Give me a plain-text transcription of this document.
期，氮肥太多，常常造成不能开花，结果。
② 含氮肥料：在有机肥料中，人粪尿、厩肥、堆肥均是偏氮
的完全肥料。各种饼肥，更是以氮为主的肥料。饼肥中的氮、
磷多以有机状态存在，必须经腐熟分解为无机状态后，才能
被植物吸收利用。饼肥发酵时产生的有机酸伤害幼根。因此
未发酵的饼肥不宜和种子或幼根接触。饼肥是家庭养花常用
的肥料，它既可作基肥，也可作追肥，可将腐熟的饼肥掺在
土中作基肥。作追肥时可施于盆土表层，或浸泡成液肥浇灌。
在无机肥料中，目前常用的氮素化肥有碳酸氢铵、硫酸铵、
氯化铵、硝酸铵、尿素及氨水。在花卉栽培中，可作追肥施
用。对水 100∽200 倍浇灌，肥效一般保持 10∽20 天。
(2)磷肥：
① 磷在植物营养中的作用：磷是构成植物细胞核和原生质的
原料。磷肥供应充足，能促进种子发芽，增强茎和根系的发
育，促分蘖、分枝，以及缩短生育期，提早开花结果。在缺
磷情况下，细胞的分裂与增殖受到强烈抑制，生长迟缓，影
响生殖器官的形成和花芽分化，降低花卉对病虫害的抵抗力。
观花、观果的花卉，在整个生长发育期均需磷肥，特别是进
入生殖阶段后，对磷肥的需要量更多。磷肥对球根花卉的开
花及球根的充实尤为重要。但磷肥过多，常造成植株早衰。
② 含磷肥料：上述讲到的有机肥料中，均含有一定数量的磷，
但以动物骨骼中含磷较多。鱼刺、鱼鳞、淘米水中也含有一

★ ★ ★

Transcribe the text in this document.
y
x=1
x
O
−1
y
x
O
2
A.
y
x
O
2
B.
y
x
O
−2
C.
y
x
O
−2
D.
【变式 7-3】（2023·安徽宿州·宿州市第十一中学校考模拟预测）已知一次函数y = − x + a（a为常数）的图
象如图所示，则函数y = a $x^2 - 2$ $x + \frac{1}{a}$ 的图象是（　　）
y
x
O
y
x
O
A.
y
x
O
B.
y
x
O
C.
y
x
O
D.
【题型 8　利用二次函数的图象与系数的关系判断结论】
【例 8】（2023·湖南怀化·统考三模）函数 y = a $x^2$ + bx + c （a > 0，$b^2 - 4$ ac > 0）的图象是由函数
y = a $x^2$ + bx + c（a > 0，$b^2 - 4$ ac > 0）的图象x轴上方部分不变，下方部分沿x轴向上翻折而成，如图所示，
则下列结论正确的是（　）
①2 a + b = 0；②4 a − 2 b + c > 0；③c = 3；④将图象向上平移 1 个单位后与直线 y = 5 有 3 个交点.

★ ★ ★

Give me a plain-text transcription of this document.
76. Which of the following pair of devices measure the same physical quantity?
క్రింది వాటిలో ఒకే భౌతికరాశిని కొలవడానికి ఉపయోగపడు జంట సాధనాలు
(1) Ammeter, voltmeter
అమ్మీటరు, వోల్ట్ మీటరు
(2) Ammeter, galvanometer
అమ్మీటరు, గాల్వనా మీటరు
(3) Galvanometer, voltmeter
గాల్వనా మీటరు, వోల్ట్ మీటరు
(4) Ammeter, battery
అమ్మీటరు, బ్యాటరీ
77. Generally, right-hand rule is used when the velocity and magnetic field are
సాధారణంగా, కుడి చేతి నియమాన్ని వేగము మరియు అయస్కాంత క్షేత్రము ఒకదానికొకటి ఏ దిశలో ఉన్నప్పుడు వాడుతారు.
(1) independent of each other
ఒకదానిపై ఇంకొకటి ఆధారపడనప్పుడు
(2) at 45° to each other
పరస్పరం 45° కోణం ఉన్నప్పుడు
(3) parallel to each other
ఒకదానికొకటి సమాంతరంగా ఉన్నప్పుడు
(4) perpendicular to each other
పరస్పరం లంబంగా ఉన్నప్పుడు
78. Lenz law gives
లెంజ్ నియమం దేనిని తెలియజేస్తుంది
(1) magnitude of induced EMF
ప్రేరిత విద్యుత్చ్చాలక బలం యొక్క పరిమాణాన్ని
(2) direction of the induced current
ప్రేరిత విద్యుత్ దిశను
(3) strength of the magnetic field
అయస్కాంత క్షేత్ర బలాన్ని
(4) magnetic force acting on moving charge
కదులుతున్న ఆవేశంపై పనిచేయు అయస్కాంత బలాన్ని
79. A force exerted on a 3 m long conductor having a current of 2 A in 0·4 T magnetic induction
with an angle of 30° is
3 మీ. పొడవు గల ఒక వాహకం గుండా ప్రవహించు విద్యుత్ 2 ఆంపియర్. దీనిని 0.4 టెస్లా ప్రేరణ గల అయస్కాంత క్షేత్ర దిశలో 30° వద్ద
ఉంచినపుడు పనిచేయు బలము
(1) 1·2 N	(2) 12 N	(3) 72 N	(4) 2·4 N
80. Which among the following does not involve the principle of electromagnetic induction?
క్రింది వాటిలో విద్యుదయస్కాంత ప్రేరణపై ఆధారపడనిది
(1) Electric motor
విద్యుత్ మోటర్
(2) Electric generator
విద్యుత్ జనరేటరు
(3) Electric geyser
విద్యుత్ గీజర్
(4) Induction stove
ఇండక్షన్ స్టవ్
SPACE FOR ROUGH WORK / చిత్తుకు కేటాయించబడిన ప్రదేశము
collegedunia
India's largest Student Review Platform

★ ★ ★

### THE REQUEST
Find the lines containing "induced" and list every one of them.

### ANSWER TO THE EXERCISE
(1) magnitude of induced EMF
(2) direction of the induced current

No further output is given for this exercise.